▸ Task directions: Nothing left out, nothing added: return the full set of records.

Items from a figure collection
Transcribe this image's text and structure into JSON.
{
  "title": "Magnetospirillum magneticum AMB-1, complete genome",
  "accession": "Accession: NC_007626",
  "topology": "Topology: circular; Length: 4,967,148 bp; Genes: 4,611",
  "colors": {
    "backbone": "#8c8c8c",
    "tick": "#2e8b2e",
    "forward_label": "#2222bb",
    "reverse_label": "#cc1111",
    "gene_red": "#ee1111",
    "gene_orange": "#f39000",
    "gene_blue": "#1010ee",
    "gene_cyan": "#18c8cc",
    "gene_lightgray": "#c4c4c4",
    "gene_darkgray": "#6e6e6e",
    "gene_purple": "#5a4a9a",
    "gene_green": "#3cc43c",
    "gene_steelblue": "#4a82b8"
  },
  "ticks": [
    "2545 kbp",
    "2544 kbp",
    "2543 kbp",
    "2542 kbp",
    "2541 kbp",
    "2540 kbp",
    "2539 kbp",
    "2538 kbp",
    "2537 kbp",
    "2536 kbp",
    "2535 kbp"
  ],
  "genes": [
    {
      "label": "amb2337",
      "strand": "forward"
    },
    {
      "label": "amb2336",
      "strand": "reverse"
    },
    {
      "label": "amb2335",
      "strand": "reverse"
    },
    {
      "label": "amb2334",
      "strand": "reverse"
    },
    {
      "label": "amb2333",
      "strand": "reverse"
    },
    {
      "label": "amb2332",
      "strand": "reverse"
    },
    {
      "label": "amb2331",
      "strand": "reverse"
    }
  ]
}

▸ Finished exercise:
Transcribe this image's text and structure into JSON.
{
  "title": "Magnetospirillum magneticum AMB-1, complete genome",
  "accession": "Accession: NC_007626",
  "topology": "Topology: circular; Length: 4,967,148 bp; Genes: 4,611",
  "colors": {
    "backbone": "#8c8c8c",
    "tick": "#2e8b2e",
    "forward_label": "#2222bb",
    "reverse_label": "#cc1111",
    "gene_red": "#ee1111",
    "gene_orange": "#f39000",
    "gene_blue": "#1010ee",
    "gene_cyan": "#18c8cc",
    "gene_lightgray": "#c4c4c4",
    "gene_darkgray": "#6e6e6e",
    "gene_purple": "#5a4a9a",
    "gene_green": "#3cc43c",
    "gene_steelblue": "#4a82b8"
  },
  "ticks": [
    "2545 kbp",
    "2544 kbp",
    "2543 kbp",
    "2542 kbp",
    "2541 kbp",
    "2540 kbp",
    "2539 kbp",
    "2538 kbp",
    "2537 kbp",
    "2536 kbp",
    "2535 kbp"
  ],
  "genes": [
    {
      "label": "amb2337",
      "strand": "forward"
    },
    {
      "label": "amb2336",
      "strand": "reverse"
    },
    {
      "label": "amb2335",
      "strand": "reverse"
    },
    {
      "label": "amb2334",
      "strand": "reverse"
    },
    {
      "label": "amb2333",
      "strand": "reverse"
    },
    {
      "label": "amb2332",
      "strand": "reverse"
    },
    {
      "label": "amb2331",
      "strand": "reverse"
    }
  ]
}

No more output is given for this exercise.